=== RECORDS SHOWN ===

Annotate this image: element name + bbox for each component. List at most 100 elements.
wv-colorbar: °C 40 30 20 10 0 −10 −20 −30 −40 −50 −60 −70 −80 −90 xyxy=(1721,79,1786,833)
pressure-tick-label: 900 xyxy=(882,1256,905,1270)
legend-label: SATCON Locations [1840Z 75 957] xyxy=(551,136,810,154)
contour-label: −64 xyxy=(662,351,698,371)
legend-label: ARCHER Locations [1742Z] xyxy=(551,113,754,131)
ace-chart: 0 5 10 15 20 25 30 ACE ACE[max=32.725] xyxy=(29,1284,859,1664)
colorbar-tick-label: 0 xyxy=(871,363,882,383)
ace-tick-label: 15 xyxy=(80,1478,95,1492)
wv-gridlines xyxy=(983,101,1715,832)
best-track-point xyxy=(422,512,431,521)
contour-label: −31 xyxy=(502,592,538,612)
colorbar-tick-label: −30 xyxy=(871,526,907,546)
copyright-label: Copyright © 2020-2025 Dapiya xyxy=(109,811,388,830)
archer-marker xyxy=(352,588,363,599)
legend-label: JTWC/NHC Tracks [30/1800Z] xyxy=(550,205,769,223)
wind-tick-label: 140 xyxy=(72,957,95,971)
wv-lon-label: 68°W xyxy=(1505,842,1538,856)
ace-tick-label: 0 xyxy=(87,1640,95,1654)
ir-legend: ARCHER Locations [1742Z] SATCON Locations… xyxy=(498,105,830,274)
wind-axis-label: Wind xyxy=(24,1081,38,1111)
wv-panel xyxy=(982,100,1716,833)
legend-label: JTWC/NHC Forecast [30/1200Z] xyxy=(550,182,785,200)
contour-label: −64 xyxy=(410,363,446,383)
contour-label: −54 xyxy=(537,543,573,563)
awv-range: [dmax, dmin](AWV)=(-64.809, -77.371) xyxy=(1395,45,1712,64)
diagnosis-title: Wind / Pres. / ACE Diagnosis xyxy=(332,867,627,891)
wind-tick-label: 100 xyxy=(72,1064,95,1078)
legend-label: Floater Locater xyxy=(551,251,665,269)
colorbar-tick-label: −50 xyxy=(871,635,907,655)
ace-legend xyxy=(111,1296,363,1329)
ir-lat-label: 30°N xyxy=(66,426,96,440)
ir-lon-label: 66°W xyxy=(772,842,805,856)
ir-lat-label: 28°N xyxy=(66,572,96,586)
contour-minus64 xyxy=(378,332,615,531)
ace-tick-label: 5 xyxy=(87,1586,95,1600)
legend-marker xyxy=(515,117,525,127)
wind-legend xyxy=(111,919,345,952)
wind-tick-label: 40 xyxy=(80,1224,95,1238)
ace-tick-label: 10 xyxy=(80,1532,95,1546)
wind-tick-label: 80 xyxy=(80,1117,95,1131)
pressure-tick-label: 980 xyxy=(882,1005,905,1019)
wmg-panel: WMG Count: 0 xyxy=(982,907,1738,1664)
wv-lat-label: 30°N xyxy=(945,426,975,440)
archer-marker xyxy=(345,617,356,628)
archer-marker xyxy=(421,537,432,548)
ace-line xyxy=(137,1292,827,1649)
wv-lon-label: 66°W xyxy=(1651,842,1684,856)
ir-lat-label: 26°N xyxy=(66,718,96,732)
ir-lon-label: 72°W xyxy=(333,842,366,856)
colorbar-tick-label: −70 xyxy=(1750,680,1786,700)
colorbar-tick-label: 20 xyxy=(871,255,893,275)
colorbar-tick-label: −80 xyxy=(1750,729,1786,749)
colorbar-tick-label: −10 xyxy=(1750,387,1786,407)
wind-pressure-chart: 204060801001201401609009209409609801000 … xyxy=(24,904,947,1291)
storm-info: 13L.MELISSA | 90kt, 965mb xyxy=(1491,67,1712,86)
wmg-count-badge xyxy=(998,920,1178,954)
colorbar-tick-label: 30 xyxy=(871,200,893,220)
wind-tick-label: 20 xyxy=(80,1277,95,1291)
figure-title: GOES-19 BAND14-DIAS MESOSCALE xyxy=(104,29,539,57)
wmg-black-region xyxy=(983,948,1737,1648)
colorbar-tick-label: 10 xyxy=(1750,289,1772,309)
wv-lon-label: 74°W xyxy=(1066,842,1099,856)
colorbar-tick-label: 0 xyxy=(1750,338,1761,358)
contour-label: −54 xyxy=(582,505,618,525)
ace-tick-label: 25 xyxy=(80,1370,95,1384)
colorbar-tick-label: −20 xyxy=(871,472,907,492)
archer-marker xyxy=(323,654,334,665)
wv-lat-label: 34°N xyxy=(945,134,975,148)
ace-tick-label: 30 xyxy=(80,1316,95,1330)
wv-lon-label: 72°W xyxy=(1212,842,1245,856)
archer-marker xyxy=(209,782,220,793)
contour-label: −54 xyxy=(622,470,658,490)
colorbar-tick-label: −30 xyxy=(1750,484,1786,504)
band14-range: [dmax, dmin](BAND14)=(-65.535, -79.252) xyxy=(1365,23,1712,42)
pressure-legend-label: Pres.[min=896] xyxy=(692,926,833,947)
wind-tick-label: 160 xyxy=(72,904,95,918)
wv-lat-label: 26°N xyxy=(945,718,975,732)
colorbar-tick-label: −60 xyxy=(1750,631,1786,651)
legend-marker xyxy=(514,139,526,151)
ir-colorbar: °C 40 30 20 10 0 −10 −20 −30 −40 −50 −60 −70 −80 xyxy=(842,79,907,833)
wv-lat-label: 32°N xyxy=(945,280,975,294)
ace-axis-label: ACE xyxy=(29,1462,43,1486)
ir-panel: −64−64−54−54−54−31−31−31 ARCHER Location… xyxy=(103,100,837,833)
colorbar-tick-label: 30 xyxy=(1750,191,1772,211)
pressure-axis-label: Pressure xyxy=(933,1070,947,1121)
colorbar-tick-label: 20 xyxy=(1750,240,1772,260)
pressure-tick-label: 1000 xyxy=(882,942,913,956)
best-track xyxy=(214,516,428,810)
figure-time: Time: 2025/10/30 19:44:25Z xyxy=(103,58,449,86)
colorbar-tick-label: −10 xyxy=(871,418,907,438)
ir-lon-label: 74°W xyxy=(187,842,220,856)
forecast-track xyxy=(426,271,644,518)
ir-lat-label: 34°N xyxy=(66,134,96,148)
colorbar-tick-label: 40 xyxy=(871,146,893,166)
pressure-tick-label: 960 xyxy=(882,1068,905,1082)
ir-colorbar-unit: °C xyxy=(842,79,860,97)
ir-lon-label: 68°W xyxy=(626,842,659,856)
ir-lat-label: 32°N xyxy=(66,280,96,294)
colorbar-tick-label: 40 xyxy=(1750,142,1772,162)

===

* WHAT NEEDS TO BE DONE *
Copy the data above word for word.

* RESPONSE TO THIS EXERCISE *
Annotate this image: element name + bbox for each component. List at most 100 elements.
wv-colorbar: °C 40 30 20 10 0 −10 −20 −30 −40 −50 −60 −70 −80 −90 xyxy=(1721,79,1786,833)
pressure-tick-label: 900 xyxy=(882,1256,905,1270)
legend-label: SATCON Locations [1840Z 75 957] xyxy=(551,136,810,154)
contour-label: −64 xyxy=(662,351,698,371)
legend-label: ARCHER Locations [1742Z] xyxy=(551,113,754,131)
ace-chart: 0 5 10 15 20 25 30 ACE ACE[max=32.725] xyxy=(29,1284,859,1664)
colorbar-tick-label: 0 xyxy=(871,363,882,383)
ace-tick-label: 15 xyxy=(80,1478,95,1492)
wv-gridlines xyxy=(983,101,1715,832)
best-track-point xyxy=(422,512,431,521)
contour-label: −31 xyxy=(502,592,538,612)
colorbar-tick-label: −30 xyxy=(871,526,907,546)
copyright-label: Copyright © 2020-2025 Dapiya xyxy=(109,811,388,830)
archer-marker xyxy=(352,588,363,599)
legend-label: JTWC/NHC Tracks [30/1800Z] xyxy=(550,205,769,223)
wind-tick-label: 140 xyxy=(72,957,95,971)
wv-lon-label: 68°W xyxy=(1505,842,1538,856)
ace-tick-label: 0 xyxy=(87,1640,95,1654)
ir-legend: ARCHER Locations [1742Z] SATCON Locations… xyxy=(498,105,830,274)
wind-axis-label: Wind xyxy=(24,1081,38,1111)
wv-panel xyxy=(982,100,1716,833)
legend-label: JTWC/NHC Forecast [30/1200Z] xyxy=(550,182,785,200)
contour-label: −64 xyxy=(410,363,446,383)
contour-label: −54 xyxy=(537,543,573,563)
awv-range: [dmax, dmin](AWV)=(-64.809, -77.371) xyxy=(1395,45,1712,64)
diagnosis-title: Wind / Pres. / ACE Diagnosis xyxy=(332,867,627,891)
wind-tick-label: 100 xyxy=(72,1064,95,1078)
legend-label: Floater Locater xyxy=(551,251,665,269)
colorbar-tick-label: −50 xyxy=(871,635,907,655)
ace-legend xyxy=(111,1296,363,1329)
ir-lat-label: 30°N xyxy=(66,426,96,440)
ir-lon-label: 66°W xyxy=(772,842,805,856)
ir-lat-label: 28°N xyxy=(66,572,96,586)
contour-minus64 xyxy=(378,332,615,531)
ace-tick-label: 5 xyxy=(87,1586,95,1600)
legend-marker xyxy=(515,117,525,127)
wind-legend xyxy=(111,919,345,952)
wind-tick-label: 40 xyxy=(80,1224,95,1238)
ace-tick-label: 10 xyxy=(80,1532,95,1546)
wind-tick-label: 80 xyxy=(80,1117,95,1131)
pressure-tick-label: 980 xyxy=(882,1005,905,1019)
wmg-panel: WMG Count: 0 xyxy=(982,907,1738,1664)
wv-lat-label: 30°N xyxy=(945,426,975,440)
archer-marker xyxy=(345,617,356,628)
archer-marker xyxy=(421,537,432,548)
ace-line xyxy=(137,1292,827,1649)
wv-lon-label: 66°W xyxy=(1651,842,1684,856)
ir-lat-label: 26°N xyxy=(66,718,96,732)
ir-lon-label: 72°W xyxy=(333,842,366,856)
colorbar-tick-label: −70 xyxy=(1750,680,1786,700)
colorbar-tick-label: 20 xyxy=(871,255,893,275)
colorbar-tick-label: −80 xyxy=(1750,729,1786,749)
colorbar-tick-label: −10 xyxy=(1750,387,1786,407)
wind-pressure-chart: 204060801001201401609009209409609801000 … xyxy=(24,904,947,1291)
storm-info: 13L.MELISSA | 90kt, 965mb xyxy=(1491,67,1712,86)
wmg-count-badge xyxy=(998,920,1178,954)
colorbar-tick-label: 30 xyxy=(871,200,893,220)
wind-tick-label: 20 xyxy=(80,1277,95,1291)
figure-title: GOES-19 BAND14-DIAS MESOSCALE xyxy=(104,29,539,57)
wmg-black-region xyxy=(983,948,1737,1648)
colorbar-tick-label: 10 xyxy=(1750,289,1772,309)
wv-lon-label: 74°W xyxy=(1066,842,1099,856)
colorbar-tick-label: 0 xyxy=(1750,338,1761,358)
contour-label: −54 xyxy=(582,505,618,525)
ace-tick-label: 25 xyxy=(80,1370,95,1384)
colorbar-tick-label: −20 xyxy=(871,472,907,492)
archer-marker xyxy=(323,654,334,665)
wv-lat-label: 34°N xyxy=(945,134,975,148)
ace-tick-label: 30 xyxy=(80,1316,95,1330)
wv-lon-label: 72°W xyxy=(1212,842,1245,856)
archer-marker xyxy=(209,782,220,793)
contour-label: −54 xyxy=(622,470,658,490)
colorbar-tick-label: −30 xyxy=(1750,484,1786,504)
band14-range: [dmax, dmin](BAND14)=(-65.535, -79.252) xyxy=(1365,23,1712,42)
pressure-legend-label: Pres.[min=896] xyxy=(692,926,833,947)
wind-tick-label: 160 xyxy=(72,904,95,918)
wv-lat-label: 26°N xyxy=(945,718,975,732)
colorbar-tick-label: −60 xyxy=(1750,631,1786,651)
legend-marker xyxy=(514,139,526,151)
ir-colorbar: °C 40 30 20 10 0 −10 −20 −30 −40 −50 −60 −70 −80 xyxy=(842,79,907,833)
wv-lat-label: 32°N xyxy=(945,280,975,294)
ace-axis-label: ACE xyxy=(29,1462,43,1486)
ir-panel: −64−64−54−54−54−31−31−31 ARCHER Location… xyxy=(103,100,837,833)
colorbar-tick-label: 30 xyxy=(1750,191,1772,211)
pressure-axis-label: Pressure xyxy=(933,1070,947,1121)
colorbar-tick-label: 20 xyxy=(1750,240,1772,260)
pressure-tick-label: 1000 xyxy=(882,942,913,956)
best-track xyxy=(214,516,428,810)
figure-time: Time: 2025/10/30 19:44:25Z xyxy=(103,58,449,86)
colorbar-tick-label: −10 xyxy=(871,418,907,438)
ir-lon-label: 74°W xyxy=(187,842,220,856)
forecast-track xyxy=(426,271,644,518)
ir-lat-label: 34°N xyxy=(66,134,96,148)
colorbar-tick-label: 40 xyxy=(871,146,893,166)
pressure-tick-label: 960 xyxy=(882,1068,905,1082)
ir-colorbar-unit: °C xyxy=(842,79,860,97)
ir-lon-label: 68°W xyxy=(626,842,659,856)
ir-lat-label: 32°N xyxy=(66,280,96,294)
colorbar-tick-label: 40 xyxy=(1750,142,1772,162)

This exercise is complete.